Given entries -
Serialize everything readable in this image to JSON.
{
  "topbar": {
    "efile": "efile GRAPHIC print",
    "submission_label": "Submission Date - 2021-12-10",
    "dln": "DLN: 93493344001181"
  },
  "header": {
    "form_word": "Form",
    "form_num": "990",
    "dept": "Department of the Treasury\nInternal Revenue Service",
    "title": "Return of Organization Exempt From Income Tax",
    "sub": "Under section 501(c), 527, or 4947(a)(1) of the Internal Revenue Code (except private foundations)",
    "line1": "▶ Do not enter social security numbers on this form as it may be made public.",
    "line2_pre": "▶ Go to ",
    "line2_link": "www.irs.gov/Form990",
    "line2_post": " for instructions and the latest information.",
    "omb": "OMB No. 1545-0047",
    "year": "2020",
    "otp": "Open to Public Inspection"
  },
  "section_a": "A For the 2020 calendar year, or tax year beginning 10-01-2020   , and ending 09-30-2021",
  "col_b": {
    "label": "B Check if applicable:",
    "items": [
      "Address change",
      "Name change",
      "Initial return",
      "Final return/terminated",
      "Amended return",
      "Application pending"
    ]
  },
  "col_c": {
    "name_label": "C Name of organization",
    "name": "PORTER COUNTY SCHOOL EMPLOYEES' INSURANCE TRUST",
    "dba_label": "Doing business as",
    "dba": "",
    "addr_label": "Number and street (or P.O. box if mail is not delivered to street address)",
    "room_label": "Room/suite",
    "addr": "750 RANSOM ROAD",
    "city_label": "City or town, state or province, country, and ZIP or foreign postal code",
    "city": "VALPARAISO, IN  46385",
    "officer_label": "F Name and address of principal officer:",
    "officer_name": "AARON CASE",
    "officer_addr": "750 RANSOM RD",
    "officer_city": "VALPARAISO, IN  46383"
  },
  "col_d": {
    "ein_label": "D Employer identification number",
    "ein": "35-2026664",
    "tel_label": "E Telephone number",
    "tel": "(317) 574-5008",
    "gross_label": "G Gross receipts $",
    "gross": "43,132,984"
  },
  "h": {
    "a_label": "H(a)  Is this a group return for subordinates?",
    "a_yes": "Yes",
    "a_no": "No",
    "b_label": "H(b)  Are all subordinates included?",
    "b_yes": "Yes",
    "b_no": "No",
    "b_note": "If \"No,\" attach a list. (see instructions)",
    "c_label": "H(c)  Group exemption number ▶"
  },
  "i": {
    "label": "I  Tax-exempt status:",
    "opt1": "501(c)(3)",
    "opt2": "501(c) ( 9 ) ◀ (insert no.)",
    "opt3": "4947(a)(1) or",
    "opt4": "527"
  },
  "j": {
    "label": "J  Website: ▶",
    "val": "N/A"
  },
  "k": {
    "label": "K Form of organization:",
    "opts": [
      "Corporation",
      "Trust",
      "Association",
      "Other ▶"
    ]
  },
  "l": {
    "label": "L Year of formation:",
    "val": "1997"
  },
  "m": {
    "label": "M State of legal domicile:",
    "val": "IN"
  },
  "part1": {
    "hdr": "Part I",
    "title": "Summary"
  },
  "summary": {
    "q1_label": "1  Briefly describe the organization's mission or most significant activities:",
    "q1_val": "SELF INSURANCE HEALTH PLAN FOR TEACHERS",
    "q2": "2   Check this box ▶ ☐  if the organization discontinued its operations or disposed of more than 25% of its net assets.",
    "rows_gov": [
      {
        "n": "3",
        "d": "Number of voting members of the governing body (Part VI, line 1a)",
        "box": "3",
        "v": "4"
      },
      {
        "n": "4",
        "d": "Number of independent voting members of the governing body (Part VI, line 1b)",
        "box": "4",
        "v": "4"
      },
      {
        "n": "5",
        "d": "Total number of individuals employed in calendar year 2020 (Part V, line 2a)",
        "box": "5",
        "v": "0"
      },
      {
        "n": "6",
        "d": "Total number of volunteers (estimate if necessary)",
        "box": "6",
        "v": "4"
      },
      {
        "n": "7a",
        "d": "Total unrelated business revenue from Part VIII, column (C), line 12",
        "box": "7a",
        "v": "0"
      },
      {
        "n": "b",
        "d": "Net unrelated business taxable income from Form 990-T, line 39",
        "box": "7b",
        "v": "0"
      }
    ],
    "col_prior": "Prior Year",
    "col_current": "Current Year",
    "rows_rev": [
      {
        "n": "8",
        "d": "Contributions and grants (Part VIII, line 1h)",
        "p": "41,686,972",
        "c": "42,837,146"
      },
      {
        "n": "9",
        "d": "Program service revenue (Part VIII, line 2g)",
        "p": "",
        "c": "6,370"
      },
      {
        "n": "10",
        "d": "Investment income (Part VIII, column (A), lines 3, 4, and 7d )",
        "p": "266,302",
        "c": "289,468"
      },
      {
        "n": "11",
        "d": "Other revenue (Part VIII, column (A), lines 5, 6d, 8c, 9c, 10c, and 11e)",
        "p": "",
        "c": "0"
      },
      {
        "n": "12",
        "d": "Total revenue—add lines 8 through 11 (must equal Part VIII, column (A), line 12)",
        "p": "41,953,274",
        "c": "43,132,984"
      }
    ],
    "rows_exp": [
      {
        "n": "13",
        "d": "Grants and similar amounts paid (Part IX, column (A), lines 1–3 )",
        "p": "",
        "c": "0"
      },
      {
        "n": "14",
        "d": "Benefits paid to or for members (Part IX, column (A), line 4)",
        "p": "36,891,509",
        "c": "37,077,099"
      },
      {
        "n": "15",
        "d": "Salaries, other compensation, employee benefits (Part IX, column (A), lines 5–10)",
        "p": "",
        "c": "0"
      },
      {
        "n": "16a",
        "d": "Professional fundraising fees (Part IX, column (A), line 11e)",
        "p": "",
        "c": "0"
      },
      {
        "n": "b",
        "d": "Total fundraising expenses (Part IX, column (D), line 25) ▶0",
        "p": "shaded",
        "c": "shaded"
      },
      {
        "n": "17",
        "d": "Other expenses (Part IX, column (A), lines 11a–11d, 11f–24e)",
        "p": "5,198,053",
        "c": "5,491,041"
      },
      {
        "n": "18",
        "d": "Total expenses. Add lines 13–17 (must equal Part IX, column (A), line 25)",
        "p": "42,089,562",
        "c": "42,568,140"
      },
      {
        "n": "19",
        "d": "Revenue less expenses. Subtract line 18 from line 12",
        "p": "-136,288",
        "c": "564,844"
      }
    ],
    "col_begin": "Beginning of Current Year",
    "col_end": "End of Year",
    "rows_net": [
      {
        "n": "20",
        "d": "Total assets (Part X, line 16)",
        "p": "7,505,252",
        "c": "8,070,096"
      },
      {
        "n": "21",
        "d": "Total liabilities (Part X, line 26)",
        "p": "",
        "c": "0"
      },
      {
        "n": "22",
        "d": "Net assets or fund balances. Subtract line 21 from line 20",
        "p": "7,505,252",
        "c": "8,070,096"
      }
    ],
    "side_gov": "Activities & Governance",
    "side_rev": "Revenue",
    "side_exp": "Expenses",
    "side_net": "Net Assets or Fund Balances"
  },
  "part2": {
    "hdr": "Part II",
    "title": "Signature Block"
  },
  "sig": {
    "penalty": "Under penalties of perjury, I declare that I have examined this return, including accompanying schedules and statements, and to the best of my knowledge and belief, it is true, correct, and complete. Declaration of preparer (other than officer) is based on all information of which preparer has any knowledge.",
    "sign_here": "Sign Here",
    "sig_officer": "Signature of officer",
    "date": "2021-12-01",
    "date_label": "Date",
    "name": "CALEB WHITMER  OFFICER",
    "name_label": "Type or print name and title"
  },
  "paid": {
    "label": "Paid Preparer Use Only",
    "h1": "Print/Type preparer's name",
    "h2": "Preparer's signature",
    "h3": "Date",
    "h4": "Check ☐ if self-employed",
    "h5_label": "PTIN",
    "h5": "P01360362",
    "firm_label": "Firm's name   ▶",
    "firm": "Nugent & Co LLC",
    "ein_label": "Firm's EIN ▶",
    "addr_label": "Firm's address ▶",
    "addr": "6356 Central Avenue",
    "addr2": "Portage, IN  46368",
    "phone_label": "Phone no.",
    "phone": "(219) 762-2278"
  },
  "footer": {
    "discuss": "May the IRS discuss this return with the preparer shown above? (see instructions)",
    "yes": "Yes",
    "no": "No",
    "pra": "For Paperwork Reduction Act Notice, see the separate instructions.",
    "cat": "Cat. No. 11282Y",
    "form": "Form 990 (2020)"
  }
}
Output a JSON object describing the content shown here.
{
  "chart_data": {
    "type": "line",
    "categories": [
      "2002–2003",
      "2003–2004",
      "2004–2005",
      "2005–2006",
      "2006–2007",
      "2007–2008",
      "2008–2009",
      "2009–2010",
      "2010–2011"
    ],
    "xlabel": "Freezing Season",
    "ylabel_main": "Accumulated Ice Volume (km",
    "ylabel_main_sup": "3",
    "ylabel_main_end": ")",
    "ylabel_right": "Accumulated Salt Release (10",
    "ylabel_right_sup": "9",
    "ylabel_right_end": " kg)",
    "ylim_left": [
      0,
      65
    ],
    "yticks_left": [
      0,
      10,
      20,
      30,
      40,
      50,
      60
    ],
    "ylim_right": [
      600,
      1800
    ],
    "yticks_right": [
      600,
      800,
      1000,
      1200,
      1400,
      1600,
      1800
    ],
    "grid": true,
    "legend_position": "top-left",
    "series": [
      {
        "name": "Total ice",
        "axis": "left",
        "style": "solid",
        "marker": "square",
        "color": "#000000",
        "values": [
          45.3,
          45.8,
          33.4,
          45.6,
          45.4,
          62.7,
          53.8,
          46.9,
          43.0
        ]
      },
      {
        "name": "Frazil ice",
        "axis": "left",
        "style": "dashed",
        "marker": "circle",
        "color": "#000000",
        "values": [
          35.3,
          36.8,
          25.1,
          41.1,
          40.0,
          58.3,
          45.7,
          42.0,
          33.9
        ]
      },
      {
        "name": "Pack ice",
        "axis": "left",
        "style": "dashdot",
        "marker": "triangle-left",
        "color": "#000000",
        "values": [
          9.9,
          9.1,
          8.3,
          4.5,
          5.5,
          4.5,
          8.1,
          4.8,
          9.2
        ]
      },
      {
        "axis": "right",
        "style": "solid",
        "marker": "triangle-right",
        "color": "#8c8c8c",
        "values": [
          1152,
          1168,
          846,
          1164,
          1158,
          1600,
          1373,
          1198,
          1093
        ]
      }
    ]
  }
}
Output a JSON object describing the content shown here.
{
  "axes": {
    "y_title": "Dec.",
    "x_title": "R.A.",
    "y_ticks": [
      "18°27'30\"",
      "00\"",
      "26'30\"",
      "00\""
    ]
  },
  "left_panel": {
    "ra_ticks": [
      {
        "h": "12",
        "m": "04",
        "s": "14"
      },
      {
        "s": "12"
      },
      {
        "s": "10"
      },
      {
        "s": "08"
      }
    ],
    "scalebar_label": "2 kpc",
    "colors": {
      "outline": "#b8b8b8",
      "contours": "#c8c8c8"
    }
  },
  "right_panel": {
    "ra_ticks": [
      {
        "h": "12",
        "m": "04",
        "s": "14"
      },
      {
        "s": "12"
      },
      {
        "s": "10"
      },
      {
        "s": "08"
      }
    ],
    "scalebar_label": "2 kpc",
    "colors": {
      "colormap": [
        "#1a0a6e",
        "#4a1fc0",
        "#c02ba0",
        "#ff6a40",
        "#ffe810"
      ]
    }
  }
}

Direction -
Filter the records, keeping only lines that contain "governing", and show those lines.

Finished exercise -
        "d": "Number of voting members of the governing body (Part VI, line 1a)",
        "d": "Number of independent voting members of the governing body (Part VI, line 1b)",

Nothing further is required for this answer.